- **Your objective**:
Keep only those lines of the records that include the string "Declaration".

Dataset items:
-- Start --
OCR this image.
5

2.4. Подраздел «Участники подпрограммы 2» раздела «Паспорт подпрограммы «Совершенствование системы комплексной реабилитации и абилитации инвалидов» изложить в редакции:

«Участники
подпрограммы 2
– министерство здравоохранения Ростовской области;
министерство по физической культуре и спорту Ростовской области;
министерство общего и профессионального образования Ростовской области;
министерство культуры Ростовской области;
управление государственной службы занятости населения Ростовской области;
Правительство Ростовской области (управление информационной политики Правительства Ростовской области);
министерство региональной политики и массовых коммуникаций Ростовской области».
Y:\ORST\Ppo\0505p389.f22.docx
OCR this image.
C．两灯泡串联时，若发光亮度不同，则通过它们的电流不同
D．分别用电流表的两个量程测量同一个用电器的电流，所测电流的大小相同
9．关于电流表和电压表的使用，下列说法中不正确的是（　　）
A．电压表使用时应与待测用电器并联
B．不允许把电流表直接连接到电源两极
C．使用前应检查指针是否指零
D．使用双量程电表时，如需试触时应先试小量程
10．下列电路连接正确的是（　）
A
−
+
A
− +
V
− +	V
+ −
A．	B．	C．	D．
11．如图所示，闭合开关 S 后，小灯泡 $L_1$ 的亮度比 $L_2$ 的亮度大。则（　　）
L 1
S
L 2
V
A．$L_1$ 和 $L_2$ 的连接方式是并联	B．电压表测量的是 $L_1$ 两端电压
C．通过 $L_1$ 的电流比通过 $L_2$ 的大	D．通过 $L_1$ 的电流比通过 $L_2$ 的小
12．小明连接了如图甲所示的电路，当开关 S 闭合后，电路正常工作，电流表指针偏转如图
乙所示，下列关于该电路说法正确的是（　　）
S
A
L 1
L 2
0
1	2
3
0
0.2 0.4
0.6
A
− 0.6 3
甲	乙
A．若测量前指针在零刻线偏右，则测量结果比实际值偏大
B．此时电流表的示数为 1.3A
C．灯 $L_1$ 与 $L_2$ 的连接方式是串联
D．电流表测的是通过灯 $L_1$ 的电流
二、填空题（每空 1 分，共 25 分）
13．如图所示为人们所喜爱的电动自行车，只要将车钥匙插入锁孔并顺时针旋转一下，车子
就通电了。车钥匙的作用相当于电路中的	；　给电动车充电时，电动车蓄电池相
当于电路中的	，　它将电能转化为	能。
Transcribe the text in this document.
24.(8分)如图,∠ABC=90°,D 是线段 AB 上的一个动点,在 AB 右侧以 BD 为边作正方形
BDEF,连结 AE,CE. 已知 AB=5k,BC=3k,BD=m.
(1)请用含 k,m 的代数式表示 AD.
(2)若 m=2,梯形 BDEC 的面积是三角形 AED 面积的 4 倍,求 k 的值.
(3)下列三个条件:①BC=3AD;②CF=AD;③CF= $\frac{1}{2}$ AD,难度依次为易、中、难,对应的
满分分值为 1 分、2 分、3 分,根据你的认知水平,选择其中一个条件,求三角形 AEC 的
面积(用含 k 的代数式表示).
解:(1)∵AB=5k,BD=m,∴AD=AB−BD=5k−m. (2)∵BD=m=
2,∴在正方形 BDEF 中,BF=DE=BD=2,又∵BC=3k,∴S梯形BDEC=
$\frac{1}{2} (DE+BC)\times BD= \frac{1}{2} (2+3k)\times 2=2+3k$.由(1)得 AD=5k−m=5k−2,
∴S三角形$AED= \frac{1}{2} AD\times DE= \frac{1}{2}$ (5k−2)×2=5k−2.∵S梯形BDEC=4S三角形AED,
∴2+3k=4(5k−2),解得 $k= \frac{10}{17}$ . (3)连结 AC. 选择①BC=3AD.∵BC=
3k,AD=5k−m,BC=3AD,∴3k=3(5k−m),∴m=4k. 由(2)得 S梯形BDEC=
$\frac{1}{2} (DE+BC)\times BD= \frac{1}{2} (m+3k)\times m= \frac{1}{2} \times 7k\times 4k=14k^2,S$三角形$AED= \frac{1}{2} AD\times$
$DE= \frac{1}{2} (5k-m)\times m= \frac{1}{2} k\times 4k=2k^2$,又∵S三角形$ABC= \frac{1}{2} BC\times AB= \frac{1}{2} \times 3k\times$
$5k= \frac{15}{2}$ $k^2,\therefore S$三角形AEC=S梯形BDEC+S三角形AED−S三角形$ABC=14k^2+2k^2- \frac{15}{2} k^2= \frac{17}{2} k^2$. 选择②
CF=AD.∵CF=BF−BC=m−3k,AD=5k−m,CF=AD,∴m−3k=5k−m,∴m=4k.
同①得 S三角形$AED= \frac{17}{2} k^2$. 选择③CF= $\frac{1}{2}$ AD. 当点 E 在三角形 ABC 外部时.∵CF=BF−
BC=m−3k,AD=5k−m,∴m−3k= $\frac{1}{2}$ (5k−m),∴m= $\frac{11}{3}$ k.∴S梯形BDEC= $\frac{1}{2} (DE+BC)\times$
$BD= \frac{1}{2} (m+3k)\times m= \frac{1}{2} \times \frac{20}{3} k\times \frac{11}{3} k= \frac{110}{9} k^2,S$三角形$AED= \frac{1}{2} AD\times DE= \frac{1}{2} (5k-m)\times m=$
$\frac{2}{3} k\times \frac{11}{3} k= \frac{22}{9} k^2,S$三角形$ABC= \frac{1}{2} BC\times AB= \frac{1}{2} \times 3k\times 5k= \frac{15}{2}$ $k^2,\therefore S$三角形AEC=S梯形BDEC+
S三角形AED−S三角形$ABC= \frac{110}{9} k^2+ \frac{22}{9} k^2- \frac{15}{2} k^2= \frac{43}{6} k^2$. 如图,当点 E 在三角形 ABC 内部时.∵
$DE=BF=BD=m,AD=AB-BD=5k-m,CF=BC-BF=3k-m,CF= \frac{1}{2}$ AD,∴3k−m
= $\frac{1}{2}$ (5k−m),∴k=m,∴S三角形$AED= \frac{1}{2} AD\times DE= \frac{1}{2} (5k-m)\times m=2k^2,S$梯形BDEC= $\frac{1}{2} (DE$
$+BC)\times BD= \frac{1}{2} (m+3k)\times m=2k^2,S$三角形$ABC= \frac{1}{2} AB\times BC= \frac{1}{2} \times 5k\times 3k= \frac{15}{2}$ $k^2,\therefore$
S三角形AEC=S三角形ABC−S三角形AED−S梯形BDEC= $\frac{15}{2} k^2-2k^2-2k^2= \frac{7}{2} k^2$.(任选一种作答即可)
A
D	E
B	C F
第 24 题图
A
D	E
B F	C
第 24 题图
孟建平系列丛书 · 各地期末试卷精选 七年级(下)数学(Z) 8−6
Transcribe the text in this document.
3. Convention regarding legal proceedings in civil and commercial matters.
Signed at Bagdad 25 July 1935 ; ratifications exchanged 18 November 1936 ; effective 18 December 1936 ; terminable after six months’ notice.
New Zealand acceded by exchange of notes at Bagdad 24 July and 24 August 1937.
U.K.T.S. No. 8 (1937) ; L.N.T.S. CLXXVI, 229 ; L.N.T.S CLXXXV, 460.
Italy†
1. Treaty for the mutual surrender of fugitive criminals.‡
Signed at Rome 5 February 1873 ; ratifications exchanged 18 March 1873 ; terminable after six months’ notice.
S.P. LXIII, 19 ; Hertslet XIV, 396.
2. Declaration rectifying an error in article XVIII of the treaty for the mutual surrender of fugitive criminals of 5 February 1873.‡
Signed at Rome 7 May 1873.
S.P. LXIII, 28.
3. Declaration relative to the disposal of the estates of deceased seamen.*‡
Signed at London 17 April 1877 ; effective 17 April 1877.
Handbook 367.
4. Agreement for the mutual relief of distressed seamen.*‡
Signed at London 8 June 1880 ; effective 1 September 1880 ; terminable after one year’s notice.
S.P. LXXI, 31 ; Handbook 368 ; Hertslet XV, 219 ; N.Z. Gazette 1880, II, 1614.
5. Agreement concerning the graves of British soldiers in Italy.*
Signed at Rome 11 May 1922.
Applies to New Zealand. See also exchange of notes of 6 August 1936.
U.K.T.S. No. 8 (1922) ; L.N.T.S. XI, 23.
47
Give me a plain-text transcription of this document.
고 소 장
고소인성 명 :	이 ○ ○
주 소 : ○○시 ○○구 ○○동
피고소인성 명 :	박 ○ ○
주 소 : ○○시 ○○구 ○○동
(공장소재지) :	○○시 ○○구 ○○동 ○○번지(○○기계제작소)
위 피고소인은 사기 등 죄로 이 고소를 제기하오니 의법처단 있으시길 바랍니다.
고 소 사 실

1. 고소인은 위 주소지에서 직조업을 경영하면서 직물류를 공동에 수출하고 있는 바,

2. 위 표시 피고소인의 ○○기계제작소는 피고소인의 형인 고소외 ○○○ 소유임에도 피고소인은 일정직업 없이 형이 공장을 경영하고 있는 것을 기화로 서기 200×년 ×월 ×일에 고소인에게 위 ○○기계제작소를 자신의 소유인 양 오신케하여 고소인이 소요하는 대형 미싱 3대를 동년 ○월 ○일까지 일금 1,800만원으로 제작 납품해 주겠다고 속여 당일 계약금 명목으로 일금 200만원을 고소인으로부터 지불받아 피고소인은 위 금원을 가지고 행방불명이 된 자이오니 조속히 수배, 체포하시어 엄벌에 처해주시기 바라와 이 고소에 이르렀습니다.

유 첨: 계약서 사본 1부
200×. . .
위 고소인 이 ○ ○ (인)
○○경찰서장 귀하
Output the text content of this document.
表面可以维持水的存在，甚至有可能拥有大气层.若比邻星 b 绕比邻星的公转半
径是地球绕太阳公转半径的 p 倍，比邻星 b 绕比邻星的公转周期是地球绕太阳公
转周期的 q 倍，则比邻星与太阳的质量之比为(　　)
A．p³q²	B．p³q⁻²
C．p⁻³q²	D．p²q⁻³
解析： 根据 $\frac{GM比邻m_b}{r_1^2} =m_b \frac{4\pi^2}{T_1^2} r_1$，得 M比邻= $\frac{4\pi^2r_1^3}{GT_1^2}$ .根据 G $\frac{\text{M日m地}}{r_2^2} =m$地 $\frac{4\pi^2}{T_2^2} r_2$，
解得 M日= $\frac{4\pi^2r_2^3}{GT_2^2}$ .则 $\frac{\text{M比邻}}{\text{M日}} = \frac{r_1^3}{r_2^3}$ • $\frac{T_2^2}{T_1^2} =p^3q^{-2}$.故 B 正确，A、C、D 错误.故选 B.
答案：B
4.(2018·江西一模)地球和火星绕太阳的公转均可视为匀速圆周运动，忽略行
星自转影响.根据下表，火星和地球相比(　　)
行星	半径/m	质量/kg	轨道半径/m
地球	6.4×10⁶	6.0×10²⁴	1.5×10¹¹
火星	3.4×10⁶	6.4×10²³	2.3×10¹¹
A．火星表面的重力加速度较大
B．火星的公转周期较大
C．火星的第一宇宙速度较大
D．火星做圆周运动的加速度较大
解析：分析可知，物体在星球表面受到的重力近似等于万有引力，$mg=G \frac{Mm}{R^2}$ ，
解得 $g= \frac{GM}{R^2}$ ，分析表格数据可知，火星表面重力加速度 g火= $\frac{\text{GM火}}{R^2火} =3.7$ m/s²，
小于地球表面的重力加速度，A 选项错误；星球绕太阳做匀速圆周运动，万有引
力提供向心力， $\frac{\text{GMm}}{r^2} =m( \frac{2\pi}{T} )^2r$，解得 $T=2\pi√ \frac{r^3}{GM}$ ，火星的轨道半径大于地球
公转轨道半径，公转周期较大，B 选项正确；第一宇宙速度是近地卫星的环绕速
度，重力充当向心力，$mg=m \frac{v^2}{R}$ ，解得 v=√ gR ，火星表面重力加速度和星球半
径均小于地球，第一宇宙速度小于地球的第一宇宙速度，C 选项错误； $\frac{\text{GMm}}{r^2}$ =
-- End --
- **Response to this task**:
2. Declaration rectifying an error in article XVIII of the treaty for the mutual surrender of fugitive criminals of 5 February 1873.‡
3. Declaration relative to the disposal of the estates of deceased seamen.*‡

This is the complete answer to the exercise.